> [TASK DETAILS]:
The complete listing should be restated exactly.
────────────────────────────────────────
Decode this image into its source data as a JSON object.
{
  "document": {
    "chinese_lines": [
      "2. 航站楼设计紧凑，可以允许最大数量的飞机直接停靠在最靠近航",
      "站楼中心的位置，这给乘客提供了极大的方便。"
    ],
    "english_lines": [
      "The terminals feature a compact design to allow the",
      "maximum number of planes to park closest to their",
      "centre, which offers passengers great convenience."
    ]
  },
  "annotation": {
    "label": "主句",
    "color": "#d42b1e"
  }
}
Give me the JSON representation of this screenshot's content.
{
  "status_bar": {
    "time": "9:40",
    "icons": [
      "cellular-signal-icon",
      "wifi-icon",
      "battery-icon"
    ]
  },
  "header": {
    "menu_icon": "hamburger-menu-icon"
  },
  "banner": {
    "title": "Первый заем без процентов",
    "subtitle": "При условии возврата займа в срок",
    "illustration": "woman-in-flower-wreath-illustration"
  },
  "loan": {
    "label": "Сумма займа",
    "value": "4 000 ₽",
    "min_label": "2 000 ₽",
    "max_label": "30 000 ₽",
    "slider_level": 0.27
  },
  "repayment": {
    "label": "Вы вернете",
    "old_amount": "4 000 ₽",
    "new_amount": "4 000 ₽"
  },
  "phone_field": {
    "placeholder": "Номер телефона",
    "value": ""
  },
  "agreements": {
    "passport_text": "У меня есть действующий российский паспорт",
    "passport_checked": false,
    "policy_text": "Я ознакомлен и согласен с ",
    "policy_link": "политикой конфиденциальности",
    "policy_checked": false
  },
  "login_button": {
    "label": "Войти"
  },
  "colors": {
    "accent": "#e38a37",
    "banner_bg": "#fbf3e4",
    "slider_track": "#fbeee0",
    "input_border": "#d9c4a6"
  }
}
────────────────────────────────────────
> [SOLUTION]:
Decode this image into its source data as a JSON object.
{
  "document": {
    "chinese_lines": [
      "2. 航站楼设计紧凑，可以允许最大数量的飞机直接停靠在最靠近航",
      "站楼中心的位置，这给乘客提供了极大的方便。"
    ],
    "english_lines": [
      "The terminals feature a compact design to allow the",
      "maximum number of planes to park closest to their",
      "centre, which offers passengers great convenience."
    ]
  },
  "annotation": {
    "label": "主句",
    "color": "#d42b1e"
  }
}
Give me the JSON representation of this screenshot's content.
{
  "status_bar": {
    "time": "9:40",
    "icons": [
      "cellular-signal-icon",
      "wifi-icon",
      "battery-icon"
    ]
  },
  "header": {
    "menu_icon": "hamburger-menu-icon"
  },
  "banner": {
    "title": "Первый заем без процентов",
    "subtitle": "При условии возврата займа в срок",
    "illustration": "woman-in-flower-wreath-illustration"
  },
  "loan": {
    "label": "Сумма займа",
    "value": "4 000 ₽",
    "min_label": "2 000 ₽",
    "max_label": "30 000 ₽",
    "slider_level": 0.27
  },
  "repayment": {
    "label": "Вы вернете",
    "old_amount": "4 000 ₽",
    "new_amount": "4 000 ₽"
  },
  "phone_field": {
    "placeholder": "Номер телефона",
    "value": ""
  },
  "agreements": {
    "passport_text": "У меня есть действующий российский паспорт",
    "passport_checked": false,
    "policy_text": "Я ознакомлен и согласен с ",
    "policy_link": "политикой конфиденциальности",
    "policy_checked": false
  },
  "login_button": {
    "label": "Войти"
  },
  "colors": {
    "accent": "#e38a37",
    "banner_bg": "#fbf3e4",
    "slider_track": "#fbeee0",
    "input_border": "#d9c4a6"
  }
}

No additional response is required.